> _Provided records_
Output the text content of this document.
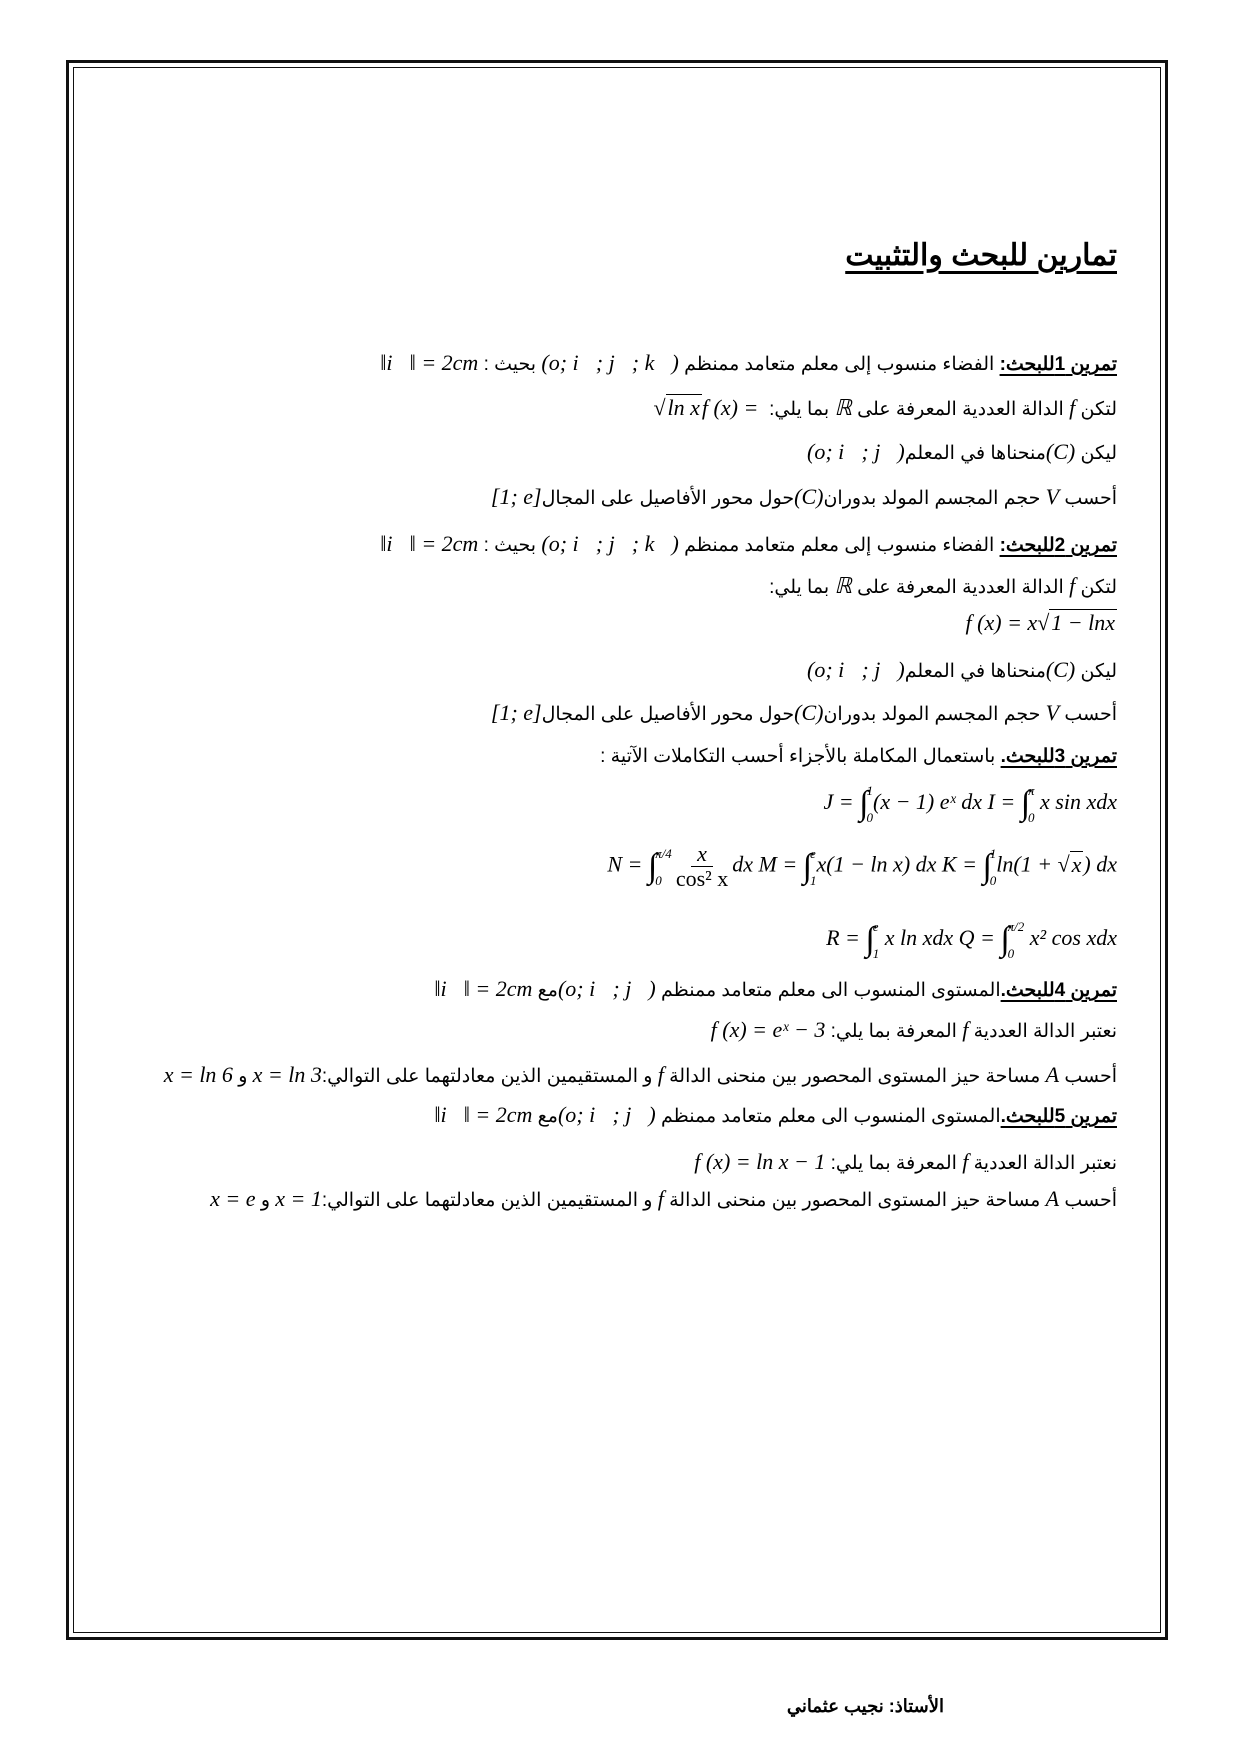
تمارين للبحث والتثبيت
تمرين 1للبحث: الفضاء منسوب إلى معلم متعامد ممنظم (o; i⃗; j⃗; k⃗) بحيث : ‖i⃗‖ = 2cm
لتكن f الدالة العددية المعرفة على ℝ بما يلي: f (x) = √ln x
ليكن (C)منحناها في المعلم(o; i⃗; j⃗)
أحسب V حجم المجسم المولد بدوران(C)حول محور الأفاصيل على المجال[1; e]
تمرين 2للبحث: الفضاء منسوب إلى معلم متعامد ممنظم (o; i⃗; j⃗; k⃗) بحيث : ‖i⃗‖ = 2cm
لتكن f الدالة العددية المعرفة على ℝ بما يلي:
f (x) = x√1 − lnx
ليكن (C)منحناها في المعلم(o; i⃗; j⃗)
أحسب V حجم المجسم المولد بدوران(C)حول محور الأفاصيل على المجال[1; e]
تمرين 3للبحث. باستعمال المكاملة بالأجزاء أحسب التكاملات الآتية :
J = ∫
1
0
(x − 1) eˣ dx I = ∫
π
0
x sin xdx
N = ∫
π/4
$0 \frac{x}{\text{cos² x}}$ dx M = ∫
e
1
x(1 − ln x) dx K = ∫
1
0
ln(1 + √x) dx
R = ∫
e
1
x ln xdx Q = ∫
π/2
0
x² cos xdx
تمرين 4للبحث.المستوى المنسوب الى معلم متعامد ممنظم (o; i⃗; j⃗)مع ‖i⃗‖ = 2cm
نعتبر الدالة العددية f المعرفة بما يلي: f (x) = eˣ − 3
أحسب A مساحة حيز المستوى المحصور بين منحنى الدالة f و المستقيمين الذين معادلتهما على التوالي:x = ln 3 و x = ln 6
تمرين 5للبحث.المستوى المنسوب الى معلم متعامد ممنظم (o; i⃗; j⃗)مع ‖i⃗‖ = 2cm
نعتبر الدالة العددية f المعرفة بما يلي: f (x) = ln x − 1
أحسب A مساحة حيز المستوى المحصور بين منحنى الدالة f و المستقيمين الذين معادلتهما على التوالي:x = 1 و x = e
الأستاذ: نجيب عثماني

> _Job_
Apart from the pictures, the entries above are to be repeated in full and exactly.

> _Result of the exercise_
Output the text content of this document.
تمارين للبحث والتثبيت
تمرين 1للبحث: الفضاء منسوب إلى معلم متعامد ممنظم (o; i⃗; j⃗; k⃗) بحيث : ‖i⃗‖ = 2cm
لتكن f الدالة العددية المعرفة على ℝ بما يلي: f (x) = √ln x
ليكن (C)منحناها في المعلم(o; i⃗; j⃗)
أحسب V حجم المجسم المولد بدوران(C)حول محور الأفاصيل على المجال[1; e]
تمرين 2للبحث: الفضاء منسوب إلى معلم متعامد ممنظم (o; i⃗; j⃗; k⃗) بحيث : ‖i⃗‖ = 2cm
لتكن f الدالة العددية المعرفة على ℝ بما يلي:
f (x) = x√1 − lnx
ليكن (C)منحناها في المعلم(o; i⃗; j⃗)
أحسب V حجم المجسم المولد بدوران(C)حول محور الأفاصيل على المجال[1; e]
تمرين 3للبحث. باستعمال المكاملة بالأجزاء أحسب التكاملات الآتية :
J = ∫
1
0
(x − 1) eˣ dx I = ∫
π
0
x sin xdx
N = ∫
π/4
$0 \frac{x}{\text{cos² x}}$ dx M = ∫
e
1
x(1 − ln x) dx K = ∫
1
0
ln(1 + √x) dx
R = ∫
e
1
x ln xdx Q = ∫
π/2
0
x² cos xdx
تمرين 4للبحث.المستوى المنسوب الى معلم متعامد ممنظم (o; i⃗; j⃗)مع ‖i⃗‖ = 2cm
نعتبر الدالة العددية f المعرفة بما يلي: f (x) = eˣ − 3
أحسب A مساحة حيز المستوى المحصور بين منحنى الدالة f و المستقيمين الذين معادلتهما على التوالي:x = ln 3 و x = ln 6
تمرين 5للبحث.المستوى المنسوب الى معلم متعامد ممنظم (o; i⃗; j⃗)مع ‖i⃗‖ = 2cm
نعتبر الدالة العددية f المعرفة بما يلي: f (x) = ln x − 1
أحسب A مساحة حيز المستوى المحصور بين منحنى الدالة f و المستقيمين الذين معادلتهما على التوالي:x = 1 و x = e
الأستاذ: نجيب عثماني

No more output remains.